THE EXERCISE: Reproduce the rows below verbatim, from the first row through the line containing "month-orders-change: ▲ 12%", inclusive.

Collection entries

------

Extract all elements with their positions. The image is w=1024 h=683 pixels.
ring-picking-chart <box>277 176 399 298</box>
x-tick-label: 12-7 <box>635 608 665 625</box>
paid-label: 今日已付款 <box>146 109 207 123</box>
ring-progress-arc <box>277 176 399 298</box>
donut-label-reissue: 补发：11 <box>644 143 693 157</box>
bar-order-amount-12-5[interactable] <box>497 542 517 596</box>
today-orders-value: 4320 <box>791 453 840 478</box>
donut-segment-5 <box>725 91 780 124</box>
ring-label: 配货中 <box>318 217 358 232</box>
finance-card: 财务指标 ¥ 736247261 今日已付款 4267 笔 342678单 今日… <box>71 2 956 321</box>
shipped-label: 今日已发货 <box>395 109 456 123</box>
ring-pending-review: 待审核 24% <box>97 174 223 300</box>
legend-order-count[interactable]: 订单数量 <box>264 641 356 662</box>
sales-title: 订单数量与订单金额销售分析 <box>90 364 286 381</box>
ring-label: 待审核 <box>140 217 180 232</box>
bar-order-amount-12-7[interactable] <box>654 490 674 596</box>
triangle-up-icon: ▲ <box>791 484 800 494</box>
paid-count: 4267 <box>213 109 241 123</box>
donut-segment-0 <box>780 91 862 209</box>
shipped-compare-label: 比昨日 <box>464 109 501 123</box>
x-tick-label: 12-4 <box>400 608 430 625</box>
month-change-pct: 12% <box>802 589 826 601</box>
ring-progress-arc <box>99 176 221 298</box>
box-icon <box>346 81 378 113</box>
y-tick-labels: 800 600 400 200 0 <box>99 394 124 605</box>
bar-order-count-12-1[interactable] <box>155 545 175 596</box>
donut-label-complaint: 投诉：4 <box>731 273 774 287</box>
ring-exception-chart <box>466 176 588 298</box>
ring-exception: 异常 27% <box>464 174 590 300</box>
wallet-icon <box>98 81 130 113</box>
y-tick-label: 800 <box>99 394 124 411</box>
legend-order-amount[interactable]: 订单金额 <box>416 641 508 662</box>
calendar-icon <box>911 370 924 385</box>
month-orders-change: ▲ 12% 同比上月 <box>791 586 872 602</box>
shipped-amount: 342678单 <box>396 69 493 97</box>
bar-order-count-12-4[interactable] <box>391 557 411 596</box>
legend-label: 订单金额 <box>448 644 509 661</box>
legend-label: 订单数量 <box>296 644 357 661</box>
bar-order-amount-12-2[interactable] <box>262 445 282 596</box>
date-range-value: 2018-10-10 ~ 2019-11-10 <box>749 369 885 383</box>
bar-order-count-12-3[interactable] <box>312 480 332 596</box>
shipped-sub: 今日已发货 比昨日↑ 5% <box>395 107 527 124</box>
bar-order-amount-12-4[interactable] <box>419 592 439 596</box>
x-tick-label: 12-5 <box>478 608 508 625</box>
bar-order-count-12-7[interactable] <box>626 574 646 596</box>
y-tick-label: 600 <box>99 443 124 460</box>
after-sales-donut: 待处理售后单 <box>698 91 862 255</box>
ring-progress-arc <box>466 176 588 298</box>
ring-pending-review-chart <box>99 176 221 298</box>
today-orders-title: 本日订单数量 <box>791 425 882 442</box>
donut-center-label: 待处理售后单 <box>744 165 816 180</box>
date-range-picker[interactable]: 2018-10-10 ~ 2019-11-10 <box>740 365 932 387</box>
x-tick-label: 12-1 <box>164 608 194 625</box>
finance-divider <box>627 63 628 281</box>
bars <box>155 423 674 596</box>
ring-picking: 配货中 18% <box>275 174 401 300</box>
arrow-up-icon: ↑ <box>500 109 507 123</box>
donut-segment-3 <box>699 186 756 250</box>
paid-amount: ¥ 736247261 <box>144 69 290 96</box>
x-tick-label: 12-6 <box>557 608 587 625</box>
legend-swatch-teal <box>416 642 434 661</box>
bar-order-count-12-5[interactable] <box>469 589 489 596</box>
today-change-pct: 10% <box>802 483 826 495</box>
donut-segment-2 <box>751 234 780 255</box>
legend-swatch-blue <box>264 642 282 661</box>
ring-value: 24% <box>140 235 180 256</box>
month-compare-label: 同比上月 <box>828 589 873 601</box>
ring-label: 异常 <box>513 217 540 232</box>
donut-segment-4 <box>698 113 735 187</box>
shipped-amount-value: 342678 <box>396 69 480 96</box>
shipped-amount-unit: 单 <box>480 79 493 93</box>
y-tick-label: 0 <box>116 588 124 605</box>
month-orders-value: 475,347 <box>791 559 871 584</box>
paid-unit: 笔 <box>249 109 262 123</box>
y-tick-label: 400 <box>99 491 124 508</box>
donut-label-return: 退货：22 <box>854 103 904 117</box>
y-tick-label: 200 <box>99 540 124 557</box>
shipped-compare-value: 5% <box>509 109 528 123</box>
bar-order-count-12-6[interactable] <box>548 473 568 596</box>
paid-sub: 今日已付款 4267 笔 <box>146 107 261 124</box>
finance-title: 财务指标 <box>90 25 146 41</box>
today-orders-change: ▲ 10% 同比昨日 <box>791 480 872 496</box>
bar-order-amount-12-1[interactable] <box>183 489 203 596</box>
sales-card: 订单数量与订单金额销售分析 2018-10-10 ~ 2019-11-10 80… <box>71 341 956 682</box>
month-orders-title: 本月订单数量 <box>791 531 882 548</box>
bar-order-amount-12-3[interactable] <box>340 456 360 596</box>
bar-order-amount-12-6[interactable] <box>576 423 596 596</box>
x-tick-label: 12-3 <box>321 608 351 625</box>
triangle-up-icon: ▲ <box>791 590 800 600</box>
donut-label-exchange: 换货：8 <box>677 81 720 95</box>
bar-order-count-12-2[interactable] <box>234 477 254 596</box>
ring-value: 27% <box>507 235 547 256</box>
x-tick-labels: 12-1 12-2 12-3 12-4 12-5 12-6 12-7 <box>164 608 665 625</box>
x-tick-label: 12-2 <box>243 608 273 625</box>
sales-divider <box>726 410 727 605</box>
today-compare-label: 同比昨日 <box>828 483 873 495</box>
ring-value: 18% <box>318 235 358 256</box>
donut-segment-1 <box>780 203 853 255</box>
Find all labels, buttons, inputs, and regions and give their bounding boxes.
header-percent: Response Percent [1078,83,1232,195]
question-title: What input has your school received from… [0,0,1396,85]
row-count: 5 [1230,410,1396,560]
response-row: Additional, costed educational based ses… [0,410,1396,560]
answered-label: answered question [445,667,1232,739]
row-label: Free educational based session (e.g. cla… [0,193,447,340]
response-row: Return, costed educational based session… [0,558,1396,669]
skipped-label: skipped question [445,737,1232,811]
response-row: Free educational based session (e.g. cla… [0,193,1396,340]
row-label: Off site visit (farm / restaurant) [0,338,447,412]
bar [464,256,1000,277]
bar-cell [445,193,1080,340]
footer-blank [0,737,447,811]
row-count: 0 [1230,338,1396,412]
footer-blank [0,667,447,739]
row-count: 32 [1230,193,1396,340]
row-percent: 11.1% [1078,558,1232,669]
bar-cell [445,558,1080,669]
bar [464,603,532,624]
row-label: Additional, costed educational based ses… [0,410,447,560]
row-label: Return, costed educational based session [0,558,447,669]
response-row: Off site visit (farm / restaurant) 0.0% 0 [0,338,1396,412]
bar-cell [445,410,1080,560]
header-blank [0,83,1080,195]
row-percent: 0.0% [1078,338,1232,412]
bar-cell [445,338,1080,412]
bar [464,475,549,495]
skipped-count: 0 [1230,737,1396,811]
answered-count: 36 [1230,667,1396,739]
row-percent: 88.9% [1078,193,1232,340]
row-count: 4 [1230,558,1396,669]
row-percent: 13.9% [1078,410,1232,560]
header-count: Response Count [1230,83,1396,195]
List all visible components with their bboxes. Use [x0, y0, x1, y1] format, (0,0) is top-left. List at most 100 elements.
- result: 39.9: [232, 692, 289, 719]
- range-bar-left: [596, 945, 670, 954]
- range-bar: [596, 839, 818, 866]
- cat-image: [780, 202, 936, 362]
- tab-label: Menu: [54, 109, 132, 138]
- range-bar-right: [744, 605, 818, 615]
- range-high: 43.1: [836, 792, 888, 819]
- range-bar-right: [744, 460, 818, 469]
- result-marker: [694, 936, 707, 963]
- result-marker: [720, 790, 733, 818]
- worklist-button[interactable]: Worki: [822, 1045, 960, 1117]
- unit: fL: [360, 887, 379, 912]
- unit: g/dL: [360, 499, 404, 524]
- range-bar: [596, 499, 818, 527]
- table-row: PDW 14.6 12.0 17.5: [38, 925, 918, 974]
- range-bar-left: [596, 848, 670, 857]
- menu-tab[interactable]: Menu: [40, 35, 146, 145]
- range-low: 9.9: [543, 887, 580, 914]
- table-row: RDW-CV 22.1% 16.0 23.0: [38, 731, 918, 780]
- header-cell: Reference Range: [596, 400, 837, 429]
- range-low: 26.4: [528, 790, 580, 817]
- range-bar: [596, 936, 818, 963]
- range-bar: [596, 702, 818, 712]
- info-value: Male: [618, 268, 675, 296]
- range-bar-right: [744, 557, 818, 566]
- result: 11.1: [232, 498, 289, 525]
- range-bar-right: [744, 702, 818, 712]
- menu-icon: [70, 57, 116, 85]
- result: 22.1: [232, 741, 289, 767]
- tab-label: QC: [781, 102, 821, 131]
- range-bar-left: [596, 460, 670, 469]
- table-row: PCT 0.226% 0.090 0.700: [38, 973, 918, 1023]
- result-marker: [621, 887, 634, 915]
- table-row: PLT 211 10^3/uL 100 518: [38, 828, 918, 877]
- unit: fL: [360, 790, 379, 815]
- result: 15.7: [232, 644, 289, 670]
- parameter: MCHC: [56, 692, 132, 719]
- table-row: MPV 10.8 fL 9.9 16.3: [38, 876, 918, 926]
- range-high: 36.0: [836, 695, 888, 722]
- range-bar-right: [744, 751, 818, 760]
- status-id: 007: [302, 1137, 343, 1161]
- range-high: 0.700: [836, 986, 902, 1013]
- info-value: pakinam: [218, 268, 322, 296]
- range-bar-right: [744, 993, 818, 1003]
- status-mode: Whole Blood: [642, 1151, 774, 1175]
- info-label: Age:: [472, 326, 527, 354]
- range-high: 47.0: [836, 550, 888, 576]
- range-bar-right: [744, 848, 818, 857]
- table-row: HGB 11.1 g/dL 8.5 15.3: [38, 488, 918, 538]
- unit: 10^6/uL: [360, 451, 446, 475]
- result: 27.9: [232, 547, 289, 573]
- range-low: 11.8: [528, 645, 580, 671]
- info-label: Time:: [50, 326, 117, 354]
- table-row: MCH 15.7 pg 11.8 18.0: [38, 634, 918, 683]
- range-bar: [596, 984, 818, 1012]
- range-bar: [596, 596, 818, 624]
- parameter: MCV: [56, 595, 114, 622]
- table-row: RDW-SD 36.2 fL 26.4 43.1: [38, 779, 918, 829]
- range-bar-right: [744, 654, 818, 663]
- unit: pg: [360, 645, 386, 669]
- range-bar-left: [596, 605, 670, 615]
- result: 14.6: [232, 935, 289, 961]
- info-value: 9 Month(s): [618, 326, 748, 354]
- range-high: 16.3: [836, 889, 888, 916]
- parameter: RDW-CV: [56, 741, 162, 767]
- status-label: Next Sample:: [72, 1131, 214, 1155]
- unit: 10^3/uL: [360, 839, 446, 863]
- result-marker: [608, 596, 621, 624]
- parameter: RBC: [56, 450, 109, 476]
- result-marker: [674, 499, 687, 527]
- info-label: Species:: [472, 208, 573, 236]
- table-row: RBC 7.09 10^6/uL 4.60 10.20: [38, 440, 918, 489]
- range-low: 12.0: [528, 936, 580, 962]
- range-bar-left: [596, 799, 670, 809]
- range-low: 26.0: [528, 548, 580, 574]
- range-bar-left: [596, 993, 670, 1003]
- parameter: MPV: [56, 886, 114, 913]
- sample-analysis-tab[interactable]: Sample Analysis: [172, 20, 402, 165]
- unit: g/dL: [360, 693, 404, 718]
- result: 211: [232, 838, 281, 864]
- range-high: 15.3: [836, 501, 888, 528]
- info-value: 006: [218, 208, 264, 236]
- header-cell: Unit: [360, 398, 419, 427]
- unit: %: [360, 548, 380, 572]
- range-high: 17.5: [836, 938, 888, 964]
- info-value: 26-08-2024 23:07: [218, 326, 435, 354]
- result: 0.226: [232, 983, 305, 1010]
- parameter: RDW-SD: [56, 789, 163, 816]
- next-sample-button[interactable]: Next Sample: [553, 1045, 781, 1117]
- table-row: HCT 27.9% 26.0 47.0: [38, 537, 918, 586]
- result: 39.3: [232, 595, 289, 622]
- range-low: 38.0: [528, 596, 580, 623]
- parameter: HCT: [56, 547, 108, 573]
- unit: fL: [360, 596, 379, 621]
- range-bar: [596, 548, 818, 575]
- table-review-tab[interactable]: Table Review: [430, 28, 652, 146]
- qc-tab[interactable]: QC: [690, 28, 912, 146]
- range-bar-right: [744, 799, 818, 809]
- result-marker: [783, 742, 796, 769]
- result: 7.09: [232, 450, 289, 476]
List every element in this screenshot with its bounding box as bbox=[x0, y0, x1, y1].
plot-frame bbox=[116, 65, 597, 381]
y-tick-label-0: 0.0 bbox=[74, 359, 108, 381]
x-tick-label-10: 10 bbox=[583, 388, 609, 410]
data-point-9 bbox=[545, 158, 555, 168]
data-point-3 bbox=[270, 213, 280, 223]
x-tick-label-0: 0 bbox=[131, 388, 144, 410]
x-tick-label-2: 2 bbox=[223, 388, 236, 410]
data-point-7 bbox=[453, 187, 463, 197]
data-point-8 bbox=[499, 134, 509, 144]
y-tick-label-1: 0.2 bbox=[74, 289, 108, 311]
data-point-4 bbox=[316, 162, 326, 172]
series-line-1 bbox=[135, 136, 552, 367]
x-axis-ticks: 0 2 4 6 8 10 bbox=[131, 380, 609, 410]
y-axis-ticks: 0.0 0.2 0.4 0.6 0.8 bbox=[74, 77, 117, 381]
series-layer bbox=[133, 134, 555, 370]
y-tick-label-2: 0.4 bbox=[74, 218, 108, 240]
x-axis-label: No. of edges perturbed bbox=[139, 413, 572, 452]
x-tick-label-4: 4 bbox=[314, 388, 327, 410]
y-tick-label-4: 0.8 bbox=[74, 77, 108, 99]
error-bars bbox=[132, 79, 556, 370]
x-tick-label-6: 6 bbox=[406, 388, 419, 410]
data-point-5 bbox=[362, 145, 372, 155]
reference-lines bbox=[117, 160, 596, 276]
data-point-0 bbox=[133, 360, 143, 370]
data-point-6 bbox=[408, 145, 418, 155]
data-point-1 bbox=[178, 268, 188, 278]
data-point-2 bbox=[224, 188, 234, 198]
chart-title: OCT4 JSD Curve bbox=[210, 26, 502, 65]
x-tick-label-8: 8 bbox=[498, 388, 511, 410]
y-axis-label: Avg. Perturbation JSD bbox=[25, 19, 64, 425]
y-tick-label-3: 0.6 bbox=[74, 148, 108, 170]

------

OUTPUT FOR THIS TASK:
Extract all elements with their positions. The image is w=1024 h=683 pixels.
ring-picking-chart <box>277 176 399 298</box>
x-tick-label: 12-7 <box>635 608 665 625</box>
paid-label: 今日已付款 <box>146 109 207 123</box>
ring-progress-arc <box>277 176 399 298</box>
donut-label-reissue: 补发：11 <box>644 143 693 157</box>
bar-order-amount-12-5[interactable] <box>497 542 517 596</box>
today-orders-value: 4320 <box>791 453 840 478</box>
donut-segment-5 <box>725 91 780 124</box>
ring-label: 配货中 <box>318 217 358 232</box>
finance-card: 财务指标 ¥ 736247261 今日已付款 4267 笔 342678单 今日… <box>71 2 956 321</box>
shipped-label: 今日已发货 <box>395 109 456 123</box>
ring-pending-review: 待审核 24% <box>97 174 223 300</box>
legend-order-count[interactable]: 订单数量 <box>264 641 356 662</box>
sales-title: 订单数量与订单金额销售分析 <box>90 364 286 381</box>
ring-label: 待审核 <box>140 217 180 232</box>
bar-order-amount-12-7[interactable] <box>654 490 674 596</box>
triangle-up-icon: ▲ <box>791 484 800 494</box>
paid-count: 4267 <box>213 109 241 123</box>
donut-segment-0 <box>780 91 862 209</box>
shipped-compare-label: 比昨日 <box>464 109 501 123</box>
x-tick-label: 12-4 <box>400 608 430 625</box>
month-change-pct: 12% <box>802 589 826 601</box>
ring-progress-arc <box>99 176 221 298</box>
box-icon <box>346 81 378 113</box>
y-tick-labels: 800 600 400 200 0 <box>99 394 124 605</box>
bar-order-count-12-1[interactable] <box>155 545 175 596</box>
donut-label-complaint: 投诉：4 <box>731 273 774 287</box>
ring-exception-chart <box>466 176 588 298</box>
ring-exception: 异常 27% <box>464 174 590 300</box>
wallet-icon <box>98 81 130 113</box>
y-tick-label: 800 <box>99 394 124 411</box>
legend-order-amount[interactable]: 订单金额 <box>416 641 508 662</box>
calendar-icon <box>911 370 924 385</box>
month-orders-change: ▲ 12% 同比上月 <box>791 586 872 602</box>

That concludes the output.